Figure dataset records:
§ §

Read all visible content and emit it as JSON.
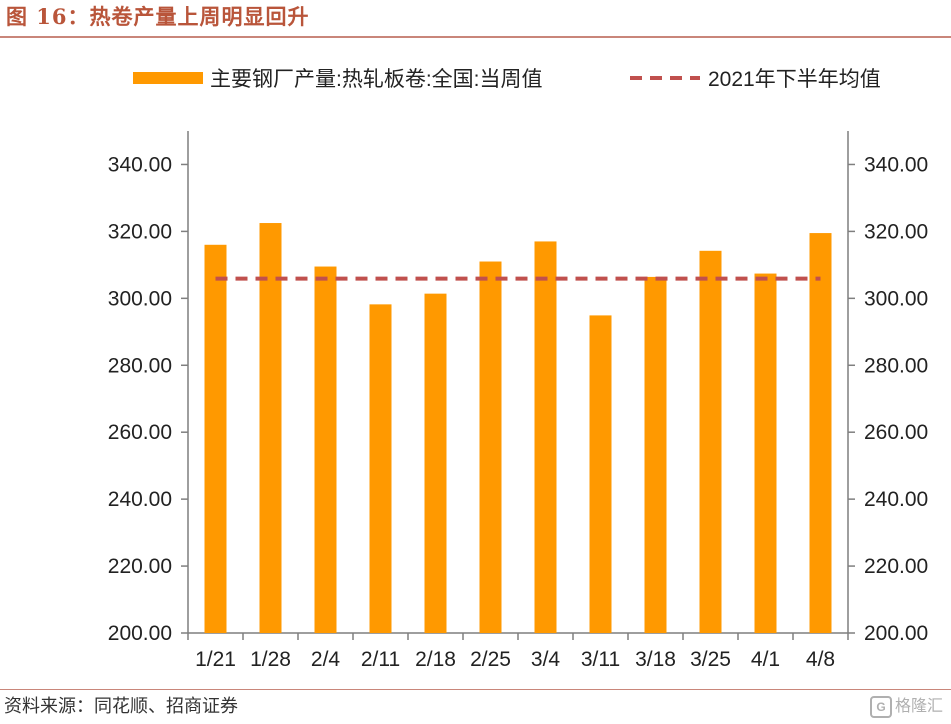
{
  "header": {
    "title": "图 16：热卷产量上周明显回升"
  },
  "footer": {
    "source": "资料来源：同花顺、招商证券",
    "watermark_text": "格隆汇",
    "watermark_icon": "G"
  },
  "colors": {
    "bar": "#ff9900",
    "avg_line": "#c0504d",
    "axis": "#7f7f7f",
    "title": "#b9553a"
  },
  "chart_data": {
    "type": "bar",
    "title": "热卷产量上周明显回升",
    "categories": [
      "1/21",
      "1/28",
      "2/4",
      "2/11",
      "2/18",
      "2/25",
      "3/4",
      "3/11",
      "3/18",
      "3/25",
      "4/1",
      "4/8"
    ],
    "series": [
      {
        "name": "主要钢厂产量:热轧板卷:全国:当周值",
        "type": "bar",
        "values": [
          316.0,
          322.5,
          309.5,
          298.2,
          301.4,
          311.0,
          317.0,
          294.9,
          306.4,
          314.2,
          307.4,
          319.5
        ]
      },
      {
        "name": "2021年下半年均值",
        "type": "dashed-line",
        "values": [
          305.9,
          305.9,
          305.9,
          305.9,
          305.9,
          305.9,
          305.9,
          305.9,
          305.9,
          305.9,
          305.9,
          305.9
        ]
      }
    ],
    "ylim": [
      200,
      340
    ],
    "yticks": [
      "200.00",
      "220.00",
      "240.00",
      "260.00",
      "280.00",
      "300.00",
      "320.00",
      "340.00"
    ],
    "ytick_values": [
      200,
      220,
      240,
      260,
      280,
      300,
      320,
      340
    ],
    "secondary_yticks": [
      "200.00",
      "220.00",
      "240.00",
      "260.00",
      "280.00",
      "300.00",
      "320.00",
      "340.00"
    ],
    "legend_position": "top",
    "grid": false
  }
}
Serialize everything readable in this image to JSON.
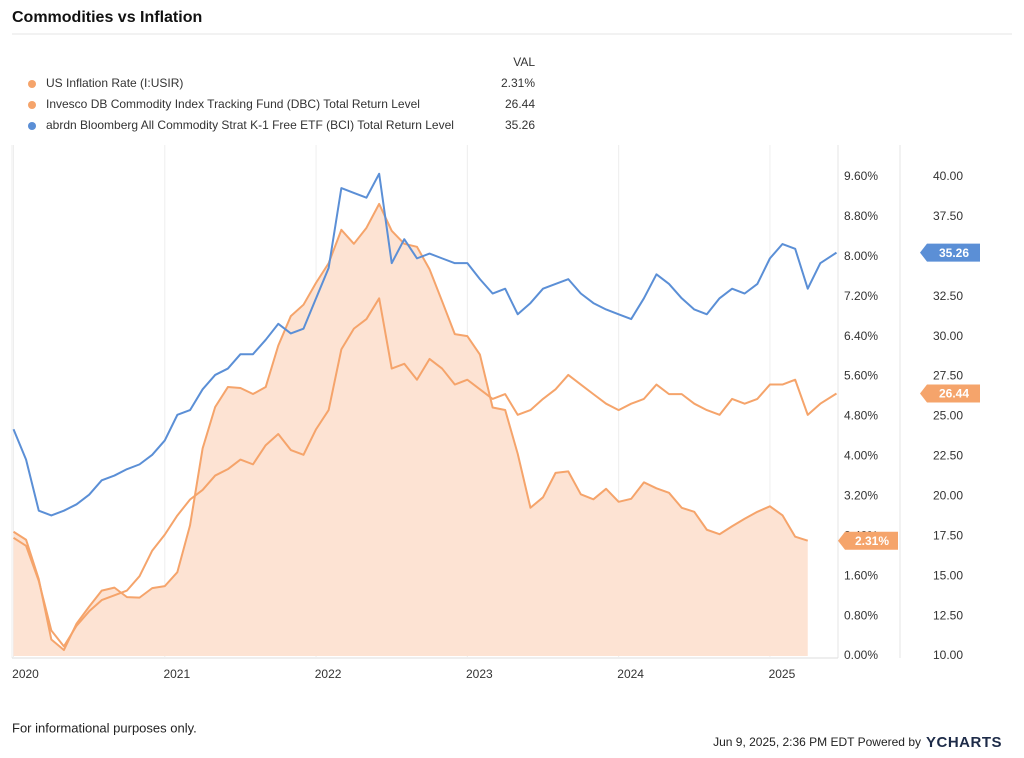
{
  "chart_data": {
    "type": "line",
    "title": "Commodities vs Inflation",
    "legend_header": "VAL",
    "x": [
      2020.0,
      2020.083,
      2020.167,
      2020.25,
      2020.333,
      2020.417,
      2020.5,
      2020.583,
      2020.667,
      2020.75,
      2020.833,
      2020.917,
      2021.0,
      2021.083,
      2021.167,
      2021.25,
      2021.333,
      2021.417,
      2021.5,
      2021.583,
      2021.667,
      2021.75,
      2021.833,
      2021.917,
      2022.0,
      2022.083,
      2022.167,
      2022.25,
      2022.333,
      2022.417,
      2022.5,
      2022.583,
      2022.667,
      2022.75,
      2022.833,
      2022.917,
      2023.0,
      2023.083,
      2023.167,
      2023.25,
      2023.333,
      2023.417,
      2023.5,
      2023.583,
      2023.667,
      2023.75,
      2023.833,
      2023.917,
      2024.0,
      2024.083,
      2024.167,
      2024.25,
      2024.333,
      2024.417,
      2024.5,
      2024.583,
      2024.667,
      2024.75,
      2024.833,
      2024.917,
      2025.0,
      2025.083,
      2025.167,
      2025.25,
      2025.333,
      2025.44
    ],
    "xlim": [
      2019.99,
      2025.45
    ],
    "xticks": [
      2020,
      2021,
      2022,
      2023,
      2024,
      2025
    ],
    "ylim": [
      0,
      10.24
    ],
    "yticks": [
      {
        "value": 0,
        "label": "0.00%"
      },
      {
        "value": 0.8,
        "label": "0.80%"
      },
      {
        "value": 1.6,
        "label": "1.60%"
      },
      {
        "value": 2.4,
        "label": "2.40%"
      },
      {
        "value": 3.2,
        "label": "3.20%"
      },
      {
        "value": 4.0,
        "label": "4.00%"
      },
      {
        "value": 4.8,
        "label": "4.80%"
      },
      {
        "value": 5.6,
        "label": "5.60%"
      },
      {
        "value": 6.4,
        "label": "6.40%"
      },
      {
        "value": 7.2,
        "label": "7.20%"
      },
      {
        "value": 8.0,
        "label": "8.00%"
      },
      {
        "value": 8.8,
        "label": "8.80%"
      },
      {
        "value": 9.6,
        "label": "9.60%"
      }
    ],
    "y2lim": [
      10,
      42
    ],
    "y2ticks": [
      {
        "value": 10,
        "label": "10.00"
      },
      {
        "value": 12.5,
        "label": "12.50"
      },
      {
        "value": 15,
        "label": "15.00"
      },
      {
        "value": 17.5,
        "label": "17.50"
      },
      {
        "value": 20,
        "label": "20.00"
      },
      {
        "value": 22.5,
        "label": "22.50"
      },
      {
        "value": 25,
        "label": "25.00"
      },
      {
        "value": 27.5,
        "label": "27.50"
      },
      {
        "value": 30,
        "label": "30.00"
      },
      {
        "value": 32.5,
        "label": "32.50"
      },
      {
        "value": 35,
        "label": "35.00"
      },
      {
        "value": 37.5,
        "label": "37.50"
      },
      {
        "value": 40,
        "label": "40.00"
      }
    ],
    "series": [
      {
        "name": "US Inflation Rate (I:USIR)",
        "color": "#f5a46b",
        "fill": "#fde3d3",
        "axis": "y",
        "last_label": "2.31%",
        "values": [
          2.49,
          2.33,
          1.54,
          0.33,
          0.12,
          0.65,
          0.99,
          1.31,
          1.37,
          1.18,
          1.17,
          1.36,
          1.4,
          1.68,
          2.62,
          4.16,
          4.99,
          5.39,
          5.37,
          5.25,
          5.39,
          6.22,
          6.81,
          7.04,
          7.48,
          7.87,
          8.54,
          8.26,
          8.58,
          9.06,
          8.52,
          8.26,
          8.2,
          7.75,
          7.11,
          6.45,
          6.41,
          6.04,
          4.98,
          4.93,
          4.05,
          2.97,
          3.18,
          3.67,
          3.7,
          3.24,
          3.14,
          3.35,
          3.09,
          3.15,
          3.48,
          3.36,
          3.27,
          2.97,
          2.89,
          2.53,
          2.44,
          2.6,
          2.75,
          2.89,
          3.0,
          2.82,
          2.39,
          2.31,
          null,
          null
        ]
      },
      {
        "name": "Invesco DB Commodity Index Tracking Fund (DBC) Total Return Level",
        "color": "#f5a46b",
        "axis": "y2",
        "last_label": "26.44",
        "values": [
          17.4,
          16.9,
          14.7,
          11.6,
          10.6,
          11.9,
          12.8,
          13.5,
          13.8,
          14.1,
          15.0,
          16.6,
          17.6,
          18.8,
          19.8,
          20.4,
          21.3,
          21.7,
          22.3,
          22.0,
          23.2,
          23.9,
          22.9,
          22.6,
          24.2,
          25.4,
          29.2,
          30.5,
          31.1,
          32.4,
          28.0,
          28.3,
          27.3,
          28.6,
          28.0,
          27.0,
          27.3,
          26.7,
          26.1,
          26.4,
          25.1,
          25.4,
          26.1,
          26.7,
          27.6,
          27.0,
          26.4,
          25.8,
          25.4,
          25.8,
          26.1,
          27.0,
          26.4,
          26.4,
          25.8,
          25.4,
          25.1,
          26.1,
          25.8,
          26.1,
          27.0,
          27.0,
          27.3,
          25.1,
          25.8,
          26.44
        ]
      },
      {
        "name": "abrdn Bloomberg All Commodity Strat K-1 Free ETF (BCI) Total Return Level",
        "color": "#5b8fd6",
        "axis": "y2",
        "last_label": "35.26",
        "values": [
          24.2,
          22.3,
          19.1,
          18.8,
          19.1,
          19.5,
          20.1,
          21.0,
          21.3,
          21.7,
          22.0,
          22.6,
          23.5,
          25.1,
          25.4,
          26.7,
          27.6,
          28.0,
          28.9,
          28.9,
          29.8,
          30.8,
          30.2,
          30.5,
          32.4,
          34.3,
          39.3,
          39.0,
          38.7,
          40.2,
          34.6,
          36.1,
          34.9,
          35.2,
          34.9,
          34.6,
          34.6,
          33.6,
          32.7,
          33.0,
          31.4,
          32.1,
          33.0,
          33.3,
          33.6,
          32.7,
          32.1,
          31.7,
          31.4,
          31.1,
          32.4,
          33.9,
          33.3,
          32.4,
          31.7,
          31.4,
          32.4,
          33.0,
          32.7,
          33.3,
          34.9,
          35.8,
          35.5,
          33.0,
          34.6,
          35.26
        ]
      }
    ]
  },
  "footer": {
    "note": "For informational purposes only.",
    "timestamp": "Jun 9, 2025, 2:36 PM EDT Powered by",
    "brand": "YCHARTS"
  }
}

§ §

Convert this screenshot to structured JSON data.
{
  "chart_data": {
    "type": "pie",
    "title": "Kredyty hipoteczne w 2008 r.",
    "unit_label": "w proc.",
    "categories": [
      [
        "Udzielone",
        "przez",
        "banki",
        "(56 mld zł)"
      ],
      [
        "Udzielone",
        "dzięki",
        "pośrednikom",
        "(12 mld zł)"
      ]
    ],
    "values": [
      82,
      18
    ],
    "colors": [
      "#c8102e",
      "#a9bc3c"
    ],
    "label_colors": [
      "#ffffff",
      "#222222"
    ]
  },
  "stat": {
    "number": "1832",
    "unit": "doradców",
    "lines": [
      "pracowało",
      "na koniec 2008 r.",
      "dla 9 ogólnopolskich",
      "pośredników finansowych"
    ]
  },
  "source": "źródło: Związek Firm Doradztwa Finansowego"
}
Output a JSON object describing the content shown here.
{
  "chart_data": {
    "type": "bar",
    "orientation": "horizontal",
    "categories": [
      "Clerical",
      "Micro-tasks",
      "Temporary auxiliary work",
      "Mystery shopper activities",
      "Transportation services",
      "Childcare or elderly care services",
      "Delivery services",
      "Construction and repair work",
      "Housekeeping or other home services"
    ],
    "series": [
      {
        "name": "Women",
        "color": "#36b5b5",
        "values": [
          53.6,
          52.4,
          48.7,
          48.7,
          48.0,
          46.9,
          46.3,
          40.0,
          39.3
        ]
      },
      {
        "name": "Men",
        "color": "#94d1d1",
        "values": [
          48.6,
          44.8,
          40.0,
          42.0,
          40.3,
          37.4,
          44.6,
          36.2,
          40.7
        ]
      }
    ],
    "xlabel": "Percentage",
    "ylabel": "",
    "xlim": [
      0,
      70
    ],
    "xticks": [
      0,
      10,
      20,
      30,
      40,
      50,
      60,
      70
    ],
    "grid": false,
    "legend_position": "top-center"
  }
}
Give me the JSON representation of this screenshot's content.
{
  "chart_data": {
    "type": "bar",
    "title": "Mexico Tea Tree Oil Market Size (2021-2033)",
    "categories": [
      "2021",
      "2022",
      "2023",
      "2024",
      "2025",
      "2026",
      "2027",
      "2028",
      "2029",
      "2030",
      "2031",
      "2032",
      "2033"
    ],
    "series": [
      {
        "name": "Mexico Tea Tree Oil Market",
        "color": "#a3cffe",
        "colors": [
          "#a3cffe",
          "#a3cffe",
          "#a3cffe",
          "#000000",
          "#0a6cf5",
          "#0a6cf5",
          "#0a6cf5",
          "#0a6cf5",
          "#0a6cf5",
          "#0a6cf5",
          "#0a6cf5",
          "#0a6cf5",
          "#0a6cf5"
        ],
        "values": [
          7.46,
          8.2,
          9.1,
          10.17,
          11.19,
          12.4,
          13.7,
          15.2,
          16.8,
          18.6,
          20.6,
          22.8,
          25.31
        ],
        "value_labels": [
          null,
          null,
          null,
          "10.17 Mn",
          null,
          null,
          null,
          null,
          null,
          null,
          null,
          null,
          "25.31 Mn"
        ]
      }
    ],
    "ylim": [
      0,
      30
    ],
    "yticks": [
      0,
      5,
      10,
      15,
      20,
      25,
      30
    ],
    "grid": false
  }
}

§ §

Task to complete:
Find all the lines containing "Level" in the material, then copy them.

Output below:
        "name": "Invesco DB Commodity Index Tracking Fund (DBC) Total Return Level",
        "name": "abrdn Bloomberg All Commodity Strat K-1 Free ETF (BCI) Total Return Level",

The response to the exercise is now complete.